TASK TO COMPLETE ▸ Pull each line holding the word "ἑαυτὸν" from the data.

Items from a dataset
:::::
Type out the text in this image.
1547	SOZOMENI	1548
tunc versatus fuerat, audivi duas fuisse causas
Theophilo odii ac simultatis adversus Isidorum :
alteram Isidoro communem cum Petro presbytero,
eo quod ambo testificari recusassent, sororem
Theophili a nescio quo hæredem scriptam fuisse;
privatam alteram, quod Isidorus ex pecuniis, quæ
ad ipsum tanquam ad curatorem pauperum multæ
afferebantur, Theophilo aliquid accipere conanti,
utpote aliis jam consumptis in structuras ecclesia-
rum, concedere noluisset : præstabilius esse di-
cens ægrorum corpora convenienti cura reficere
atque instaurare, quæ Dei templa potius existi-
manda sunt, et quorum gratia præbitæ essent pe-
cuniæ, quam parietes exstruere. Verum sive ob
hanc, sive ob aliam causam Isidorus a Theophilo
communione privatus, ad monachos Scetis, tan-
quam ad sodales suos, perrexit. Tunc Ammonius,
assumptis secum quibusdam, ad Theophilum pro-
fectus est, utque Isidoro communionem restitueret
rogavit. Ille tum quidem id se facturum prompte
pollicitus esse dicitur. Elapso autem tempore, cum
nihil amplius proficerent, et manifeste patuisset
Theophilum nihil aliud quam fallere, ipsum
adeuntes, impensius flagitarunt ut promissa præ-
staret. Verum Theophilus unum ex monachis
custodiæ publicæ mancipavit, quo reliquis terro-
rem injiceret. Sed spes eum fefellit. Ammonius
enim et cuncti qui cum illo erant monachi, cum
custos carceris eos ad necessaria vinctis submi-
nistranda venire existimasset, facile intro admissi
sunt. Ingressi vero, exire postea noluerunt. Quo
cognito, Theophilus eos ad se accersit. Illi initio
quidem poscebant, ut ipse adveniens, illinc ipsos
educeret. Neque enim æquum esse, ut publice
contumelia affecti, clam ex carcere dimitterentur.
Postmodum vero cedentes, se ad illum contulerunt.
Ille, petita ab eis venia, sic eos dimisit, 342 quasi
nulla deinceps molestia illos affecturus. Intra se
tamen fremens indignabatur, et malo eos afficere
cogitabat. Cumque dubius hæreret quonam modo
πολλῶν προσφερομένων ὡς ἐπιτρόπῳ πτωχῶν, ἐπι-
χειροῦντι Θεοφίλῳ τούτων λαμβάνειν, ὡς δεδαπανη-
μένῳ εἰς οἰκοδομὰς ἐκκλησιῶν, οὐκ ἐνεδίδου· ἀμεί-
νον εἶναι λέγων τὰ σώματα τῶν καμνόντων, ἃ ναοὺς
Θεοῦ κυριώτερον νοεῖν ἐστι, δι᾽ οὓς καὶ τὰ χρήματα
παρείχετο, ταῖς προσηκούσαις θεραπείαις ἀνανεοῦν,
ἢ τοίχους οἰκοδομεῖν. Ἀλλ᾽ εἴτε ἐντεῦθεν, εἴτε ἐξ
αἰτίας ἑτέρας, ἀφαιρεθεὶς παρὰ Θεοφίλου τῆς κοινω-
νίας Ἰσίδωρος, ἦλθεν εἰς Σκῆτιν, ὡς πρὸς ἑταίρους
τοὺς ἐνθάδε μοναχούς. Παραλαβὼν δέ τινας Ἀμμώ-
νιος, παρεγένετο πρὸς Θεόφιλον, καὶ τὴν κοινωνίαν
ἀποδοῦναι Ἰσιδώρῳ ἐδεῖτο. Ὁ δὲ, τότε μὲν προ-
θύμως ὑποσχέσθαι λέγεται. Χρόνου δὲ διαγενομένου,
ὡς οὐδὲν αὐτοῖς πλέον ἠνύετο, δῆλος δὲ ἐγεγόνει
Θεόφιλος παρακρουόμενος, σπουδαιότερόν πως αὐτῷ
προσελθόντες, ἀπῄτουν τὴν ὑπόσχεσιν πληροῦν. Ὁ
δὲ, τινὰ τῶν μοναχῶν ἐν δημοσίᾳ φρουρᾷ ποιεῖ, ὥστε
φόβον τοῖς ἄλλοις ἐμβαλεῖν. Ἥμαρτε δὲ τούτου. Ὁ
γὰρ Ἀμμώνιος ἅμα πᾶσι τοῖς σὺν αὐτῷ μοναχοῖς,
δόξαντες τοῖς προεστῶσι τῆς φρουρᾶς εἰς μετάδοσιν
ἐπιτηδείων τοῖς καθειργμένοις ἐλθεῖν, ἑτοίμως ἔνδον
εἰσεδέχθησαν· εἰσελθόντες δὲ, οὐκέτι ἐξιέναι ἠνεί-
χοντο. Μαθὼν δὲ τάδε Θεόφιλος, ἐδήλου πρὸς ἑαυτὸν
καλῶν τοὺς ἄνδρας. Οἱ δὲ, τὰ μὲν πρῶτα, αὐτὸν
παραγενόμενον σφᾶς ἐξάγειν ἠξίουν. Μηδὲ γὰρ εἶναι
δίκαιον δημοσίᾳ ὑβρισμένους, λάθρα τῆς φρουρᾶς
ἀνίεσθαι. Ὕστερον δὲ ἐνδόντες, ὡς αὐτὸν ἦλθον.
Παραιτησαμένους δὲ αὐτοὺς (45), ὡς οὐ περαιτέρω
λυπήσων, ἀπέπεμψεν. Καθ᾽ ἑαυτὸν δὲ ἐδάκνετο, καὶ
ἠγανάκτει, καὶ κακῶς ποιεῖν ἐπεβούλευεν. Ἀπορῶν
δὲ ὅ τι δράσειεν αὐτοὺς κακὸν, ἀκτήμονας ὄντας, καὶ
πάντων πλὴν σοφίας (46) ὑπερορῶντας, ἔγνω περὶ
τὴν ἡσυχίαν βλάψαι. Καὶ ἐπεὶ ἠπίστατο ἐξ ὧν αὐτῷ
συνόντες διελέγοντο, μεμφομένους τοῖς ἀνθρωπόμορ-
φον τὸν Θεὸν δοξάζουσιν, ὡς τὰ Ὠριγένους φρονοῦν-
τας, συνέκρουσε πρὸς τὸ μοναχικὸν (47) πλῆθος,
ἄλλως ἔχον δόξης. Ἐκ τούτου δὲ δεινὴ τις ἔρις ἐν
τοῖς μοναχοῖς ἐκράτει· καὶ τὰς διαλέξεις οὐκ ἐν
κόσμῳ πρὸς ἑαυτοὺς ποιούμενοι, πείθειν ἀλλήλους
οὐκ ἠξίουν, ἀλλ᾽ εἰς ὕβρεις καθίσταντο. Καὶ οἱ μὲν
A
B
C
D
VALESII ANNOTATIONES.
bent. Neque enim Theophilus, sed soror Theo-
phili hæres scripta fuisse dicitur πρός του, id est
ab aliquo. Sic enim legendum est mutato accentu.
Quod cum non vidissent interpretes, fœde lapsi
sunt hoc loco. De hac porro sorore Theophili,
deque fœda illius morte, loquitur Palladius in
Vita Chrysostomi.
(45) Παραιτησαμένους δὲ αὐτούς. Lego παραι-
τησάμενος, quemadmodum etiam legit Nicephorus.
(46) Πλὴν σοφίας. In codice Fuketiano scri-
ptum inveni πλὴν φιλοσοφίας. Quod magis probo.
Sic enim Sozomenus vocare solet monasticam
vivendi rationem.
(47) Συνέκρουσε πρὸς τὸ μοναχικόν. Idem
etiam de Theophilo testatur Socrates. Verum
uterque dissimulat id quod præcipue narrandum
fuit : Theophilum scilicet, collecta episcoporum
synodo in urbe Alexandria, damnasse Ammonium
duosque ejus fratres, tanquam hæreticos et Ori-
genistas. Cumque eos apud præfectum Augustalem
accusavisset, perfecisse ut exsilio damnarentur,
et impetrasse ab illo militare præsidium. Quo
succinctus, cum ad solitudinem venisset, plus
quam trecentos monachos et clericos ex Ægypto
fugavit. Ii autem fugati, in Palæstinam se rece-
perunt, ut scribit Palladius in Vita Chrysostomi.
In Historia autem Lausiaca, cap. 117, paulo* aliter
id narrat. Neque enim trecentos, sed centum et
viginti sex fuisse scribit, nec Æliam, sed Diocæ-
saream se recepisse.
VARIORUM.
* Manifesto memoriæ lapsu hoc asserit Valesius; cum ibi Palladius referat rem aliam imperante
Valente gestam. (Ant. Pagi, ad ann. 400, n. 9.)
:::::
WORKED SOLUTION ▸
χοντο. Μαθὼν δὲ τάδε Θεόφιλος, ἐδήλου πρὸς ἑαυτὸν
λυπήσων, ἀπέπεμψεν. Καθ᾽ ἑαυτὸν δὲ ἐδάκνετο, καὶ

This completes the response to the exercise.